Direction:
Check each line of the listing below for the string "name", and give only how many lines hold it.

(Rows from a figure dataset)
^^^^^^^^
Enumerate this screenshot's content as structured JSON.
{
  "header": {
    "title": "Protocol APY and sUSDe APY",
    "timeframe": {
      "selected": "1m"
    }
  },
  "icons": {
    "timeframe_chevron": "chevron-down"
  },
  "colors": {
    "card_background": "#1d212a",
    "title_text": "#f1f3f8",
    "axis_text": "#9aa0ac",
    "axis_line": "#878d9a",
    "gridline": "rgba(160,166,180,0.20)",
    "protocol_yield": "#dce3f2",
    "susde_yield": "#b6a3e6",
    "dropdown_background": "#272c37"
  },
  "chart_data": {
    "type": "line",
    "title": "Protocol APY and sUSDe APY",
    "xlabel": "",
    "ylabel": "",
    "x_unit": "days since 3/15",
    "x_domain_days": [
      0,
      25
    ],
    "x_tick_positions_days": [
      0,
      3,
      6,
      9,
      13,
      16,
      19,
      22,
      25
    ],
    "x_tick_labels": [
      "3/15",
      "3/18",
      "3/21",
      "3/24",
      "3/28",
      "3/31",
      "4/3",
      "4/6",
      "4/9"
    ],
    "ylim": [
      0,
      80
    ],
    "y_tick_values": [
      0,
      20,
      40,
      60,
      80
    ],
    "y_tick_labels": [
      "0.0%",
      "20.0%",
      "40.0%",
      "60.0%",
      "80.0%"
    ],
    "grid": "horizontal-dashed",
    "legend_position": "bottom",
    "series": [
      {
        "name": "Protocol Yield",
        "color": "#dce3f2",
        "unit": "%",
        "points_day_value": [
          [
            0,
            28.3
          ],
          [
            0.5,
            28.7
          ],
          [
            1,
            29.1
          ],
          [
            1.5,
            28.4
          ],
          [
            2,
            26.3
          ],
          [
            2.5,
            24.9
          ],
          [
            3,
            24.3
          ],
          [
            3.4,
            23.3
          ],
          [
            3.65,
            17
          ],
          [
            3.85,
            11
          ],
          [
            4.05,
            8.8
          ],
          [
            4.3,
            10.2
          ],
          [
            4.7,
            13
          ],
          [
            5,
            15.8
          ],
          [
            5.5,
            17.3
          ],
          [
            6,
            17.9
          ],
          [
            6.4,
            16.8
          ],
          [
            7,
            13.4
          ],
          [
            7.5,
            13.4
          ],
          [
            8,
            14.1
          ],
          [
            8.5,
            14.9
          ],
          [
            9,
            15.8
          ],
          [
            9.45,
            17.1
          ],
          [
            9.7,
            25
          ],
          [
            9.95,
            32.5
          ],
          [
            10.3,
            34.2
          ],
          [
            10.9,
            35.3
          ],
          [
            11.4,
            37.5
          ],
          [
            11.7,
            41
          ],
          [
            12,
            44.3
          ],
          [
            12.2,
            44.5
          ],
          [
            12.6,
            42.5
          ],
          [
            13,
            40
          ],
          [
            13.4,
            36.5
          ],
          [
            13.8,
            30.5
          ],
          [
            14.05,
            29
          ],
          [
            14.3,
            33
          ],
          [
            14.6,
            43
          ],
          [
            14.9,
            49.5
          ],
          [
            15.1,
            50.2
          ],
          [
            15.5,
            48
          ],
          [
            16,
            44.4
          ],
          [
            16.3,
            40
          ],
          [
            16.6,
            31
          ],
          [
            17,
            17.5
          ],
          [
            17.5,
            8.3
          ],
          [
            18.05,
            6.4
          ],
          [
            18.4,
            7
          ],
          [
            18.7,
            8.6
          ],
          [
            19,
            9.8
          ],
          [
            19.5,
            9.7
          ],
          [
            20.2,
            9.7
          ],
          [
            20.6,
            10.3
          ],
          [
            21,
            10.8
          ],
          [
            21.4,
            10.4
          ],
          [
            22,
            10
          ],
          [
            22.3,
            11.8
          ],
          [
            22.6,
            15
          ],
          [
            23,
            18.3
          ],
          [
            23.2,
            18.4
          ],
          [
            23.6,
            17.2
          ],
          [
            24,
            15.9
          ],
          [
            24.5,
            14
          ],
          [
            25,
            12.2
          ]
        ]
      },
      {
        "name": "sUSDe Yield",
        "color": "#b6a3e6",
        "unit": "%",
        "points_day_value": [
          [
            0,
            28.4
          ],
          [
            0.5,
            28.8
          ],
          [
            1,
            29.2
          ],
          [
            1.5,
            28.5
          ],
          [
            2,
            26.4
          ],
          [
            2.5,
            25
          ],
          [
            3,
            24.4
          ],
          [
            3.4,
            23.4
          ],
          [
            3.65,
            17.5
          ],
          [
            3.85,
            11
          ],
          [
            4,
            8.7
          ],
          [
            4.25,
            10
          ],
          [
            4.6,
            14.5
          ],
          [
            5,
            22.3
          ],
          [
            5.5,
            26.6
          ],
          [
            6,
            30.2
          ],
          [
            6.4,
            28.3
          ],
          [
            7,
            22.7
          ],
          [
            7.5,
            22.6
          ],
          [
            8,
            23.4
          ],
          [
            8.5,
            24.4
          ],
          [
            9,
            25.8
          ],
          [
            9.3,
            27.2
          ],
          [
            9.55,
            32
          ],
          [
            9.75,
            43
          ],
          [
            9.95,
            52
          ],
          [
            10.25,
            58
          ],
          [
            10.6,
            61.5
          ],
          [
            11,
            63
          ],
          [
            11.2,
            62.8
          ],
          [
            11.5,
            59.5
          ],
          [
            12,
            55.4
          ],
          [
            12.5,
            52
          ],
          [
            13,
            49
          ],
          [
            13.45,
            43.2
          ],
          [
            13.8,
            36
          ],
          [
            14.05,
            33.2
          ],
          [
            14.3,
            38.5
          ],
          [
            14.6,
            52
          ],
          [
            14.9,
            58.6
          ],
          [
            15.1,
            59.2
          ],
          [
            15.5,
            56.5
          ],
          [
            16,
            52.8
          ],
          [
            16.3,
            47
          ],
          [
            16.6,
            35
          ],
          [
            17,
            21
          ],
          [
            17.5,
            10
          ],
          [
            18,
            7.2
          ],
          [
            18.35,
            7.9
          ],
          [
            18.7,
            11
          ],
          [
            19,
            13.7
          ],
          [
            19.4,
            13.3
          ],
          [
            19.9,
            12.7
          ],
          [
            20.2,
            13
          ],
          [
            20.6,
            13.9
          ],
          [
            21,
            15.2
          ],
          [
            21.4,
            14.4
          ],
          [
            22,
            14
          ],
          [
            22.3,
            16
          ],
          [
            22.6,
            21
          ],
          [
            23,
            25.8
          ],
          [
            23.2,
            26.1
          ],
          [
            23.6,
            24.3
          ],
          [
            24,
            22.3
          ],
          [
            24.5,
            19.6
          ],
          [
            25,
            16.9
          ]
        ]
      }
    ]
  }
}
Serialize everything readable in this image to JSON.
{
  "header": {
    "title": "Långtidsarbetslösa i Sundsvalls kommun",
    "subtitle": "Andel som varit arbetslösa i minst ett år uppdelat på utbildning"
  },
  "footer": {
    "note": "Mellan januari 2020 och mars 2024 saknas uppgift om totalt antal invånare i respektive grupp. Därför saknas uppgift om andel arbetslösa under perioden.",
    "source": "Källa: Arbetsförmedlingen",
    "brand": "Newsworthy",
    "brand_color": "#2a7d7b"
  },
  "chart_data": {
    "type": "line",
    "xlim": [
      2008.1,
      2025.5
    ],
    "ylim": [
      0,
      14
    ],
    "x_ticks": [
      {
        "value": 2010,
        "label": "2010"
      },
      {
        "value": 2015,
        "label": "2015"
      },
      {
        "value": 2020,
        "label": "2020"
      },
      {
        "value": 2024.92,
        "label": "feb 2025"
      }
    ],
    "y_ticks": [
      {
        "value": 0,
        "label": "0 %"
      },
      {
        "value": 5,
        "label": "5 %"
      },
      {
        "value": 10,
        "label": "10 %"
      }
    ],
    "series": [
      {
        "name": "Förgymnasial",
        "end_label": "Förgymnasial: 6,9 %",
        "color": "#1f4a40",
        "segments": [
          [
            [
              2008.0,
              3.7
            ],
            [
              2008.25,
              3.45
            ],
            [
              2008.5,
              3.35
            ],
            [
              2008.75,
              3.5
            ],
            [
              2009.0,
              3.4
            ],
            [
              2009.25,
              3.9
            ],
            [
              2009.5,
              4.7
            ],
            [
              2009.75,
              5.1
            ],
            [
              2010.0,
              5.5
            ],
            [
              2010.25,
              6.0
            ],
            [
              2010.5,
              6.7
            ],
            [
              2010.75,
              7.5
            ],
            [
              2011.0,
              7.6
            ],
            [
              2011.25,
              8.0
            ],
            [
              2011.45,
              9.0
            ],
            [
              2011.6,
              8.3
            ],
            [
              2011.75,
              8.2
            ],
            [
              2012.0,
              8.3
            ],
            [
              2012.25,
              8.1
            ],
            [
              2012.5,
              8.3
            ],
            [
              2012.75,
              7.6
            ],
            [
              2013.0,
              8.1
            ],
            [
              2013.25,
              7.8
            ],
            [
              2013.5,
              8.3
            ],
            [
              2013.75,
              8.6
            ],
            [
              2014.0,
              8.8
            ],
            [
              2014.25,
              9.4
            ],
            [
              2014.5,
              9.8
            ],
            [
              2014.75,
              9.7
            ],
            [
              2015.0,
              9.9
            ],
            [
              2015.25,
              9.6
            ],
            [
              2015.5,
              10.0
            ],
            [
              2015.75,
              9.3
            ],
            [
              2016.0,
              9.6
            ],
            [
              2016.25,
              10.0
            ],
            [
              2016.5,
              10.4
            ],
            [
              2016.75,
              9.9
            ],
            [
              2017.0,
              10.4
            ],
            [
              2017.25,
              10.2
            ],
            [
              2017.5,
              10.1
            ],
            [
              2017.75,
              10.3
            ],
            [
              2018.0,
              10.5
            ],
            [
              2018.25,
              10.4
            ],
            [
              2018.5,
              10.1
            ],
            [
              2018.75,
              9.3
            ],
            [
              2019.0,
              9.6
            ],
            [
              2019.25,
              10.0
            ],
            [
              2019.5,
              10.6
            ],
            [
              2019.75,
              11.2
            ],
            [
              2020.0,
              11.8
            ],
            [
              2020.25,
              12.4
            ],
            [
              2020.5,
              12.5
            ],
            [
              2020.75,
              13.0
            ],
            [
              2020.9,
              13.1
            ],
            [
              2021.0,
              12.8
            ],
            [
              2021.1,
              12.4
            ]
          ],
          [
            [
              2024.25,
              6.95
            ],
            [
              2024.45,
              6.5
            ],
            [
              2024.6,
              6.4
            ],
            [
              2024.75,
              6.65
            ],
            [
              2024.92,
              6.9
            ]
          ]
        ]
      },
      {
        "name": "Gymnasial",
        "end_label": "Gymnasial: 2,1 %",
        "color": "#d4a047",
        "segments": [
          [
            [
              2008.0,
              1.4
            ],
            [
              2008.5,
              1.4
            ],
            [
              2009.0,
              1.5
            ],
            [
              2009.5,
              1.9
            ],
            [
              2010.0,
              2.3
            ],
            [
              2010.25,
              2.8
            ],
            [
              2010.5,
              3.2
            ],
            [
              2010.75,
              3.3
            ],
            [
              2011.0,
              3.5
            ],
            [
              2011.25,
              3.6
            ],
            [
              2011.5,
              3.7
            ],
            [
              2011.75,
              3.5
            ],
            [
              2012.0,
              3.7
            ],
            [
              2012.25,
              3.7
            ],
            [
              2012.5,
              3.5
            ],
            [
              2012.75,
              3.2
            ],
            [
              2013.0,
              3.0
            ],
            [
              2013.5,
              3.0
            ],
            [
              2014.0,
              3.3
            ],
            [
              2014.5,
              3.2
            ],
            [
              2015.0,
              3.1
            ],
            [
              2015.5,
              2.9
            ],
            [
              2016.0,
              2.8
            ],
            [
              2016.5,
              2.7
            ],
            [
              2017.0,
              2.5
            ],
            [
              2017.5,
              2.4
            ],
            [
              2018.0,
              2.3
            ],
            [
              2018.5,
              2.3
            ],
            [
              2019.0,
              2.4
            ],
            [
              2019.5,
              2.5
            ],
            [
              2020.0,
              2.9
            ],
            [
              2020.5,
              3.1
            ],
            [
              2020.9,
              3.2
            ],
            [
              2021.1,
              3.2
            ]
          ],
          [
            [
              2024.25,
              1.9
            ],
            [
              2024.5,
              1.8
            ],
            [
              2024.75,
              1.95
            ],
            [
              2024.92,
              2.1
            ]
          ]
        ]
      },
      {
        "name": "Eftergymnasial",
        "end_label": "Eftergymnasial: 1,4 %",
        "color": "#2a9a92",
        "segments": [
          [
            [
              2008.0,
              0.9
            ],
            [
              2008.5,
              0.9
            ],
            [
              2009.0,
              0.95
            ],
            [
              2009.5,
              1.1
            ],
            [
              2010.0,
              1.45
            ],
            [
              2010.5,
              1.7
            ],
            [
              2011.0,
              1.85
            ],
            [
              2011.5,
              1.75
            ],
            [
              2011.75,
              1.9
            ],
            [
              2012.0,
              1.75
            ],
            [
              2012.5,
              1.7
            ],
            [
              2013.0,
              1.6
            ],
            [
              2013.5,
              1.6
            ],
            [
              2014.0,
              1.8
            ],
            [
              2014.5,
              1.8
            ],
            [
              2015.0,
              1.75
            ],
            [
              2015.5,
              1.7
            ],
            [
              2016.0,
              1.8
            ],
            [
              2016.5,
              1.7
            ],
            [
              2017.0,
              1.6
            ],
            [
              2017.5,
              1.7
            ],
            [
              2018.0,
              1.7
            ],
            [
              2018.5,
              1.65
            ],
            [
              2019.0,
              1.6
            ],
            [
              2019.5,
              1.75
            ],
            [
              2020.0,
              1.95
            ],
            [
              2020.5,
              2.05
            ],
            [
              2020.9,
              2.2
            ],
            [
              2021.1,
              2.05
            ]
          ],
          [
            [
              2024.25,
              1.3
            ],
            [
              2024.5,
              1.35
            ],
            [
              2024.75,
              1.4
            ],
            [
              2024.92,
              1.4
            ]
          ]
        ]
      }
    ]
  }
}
^^^^^^^^
Finished answer:
5